Passage to read:

===============

SARAJEVO (Reuters) - Revered Hungarian director Bela Tarr's famously uncompromising approach to cinema will now be passed to future generations as he begins a new course for budding filmmakers in Sarajevo.
The 57-year-old retired from directing after the release in 2011 of 'The Turin Horse', a bleak, black-and-white portrayal of a peasant and his daughter abandoned by man and God in their remote, windswept cottage.
Its long takes and sparse dialogue and narrative were trademarks of Tarr, who won over critics around the world and is perhaps most famous for his seven-hour epic 'Satantango' based on a novel by compatriot Laszlo Krasznahorkai.
It will come as little surprise to hear Tarr speak not of commercial success in cinema, but artistic integrity at a time when independent filmmakers are struggling to raise money to make movies that have limited box office potential.
'Film is different - you cannot teach, you can do only one thing which is to develop young filmmakers -- give them freedom, tell them they can be brave, they can be themselves, do what they really want,' Tarr said in an interview.
Last week classes began at his newly launched Film Factory at the Sarajevo University School for Science and Technology, offering a three-year programme which Tarr and his associates said would adopt a fresh approach to filmmaking.
'It started when I decided not to make any more movies,' Tarr said of his idea to launch an international PhD-level film programme for mature directors.
'I had the feeling this was the next step in my life because I want to share what I know, and I want to protect young filmmakers, give them the protection to be free,' he told Reuters in his offices in the Bosnian capital.
ART BACK INTO FILM
Accommodated in a building located in the old part of Sarajevo, his Film Factory is now home to 17 students who have come from as far as Japan and Mexico to explore the secrets of filmmaking.
'It's a unique attempt to really work artistically in film, and to bring film to the level of art again,' said Fred Kelemen, a German cinematographer and director who runs a camera workshop at the school.

===============

Instructions for the task: Please rewrite the article about Bela Tarr from "SARAJEVO (Reuters) - Revered" up to and including "filmmakers in Sarajevo.", putting "aspiring filmmakers" in place of "budding filmmakers". Work from the article about Bela Tarr alone, with no outside knowledge.

Given information:

===============

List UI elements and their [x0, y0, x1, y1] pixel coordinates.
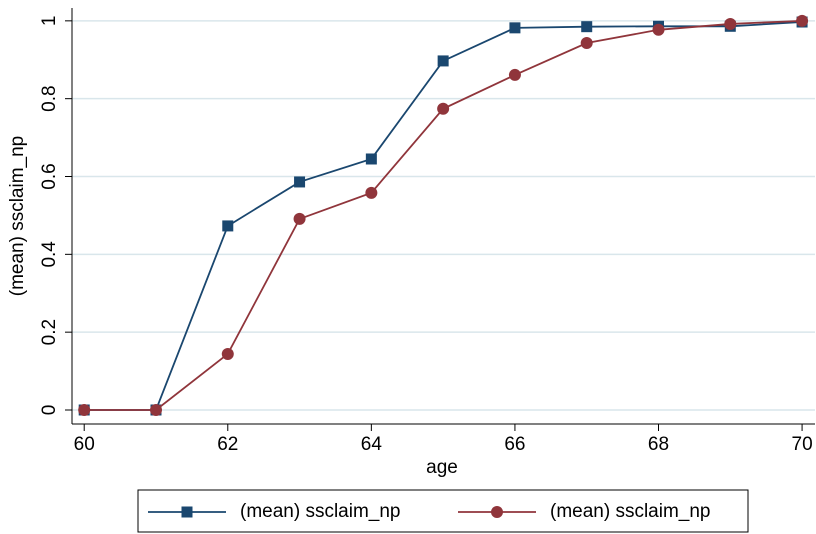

===============

Exercise output:
SARAJEVO (Reuters) - Revered Hungarian director Bela Tarr's famously uncompromising approach to cinema will now be passed to future generations as he begins a new course for aspiring filmmakers in Sarajevo.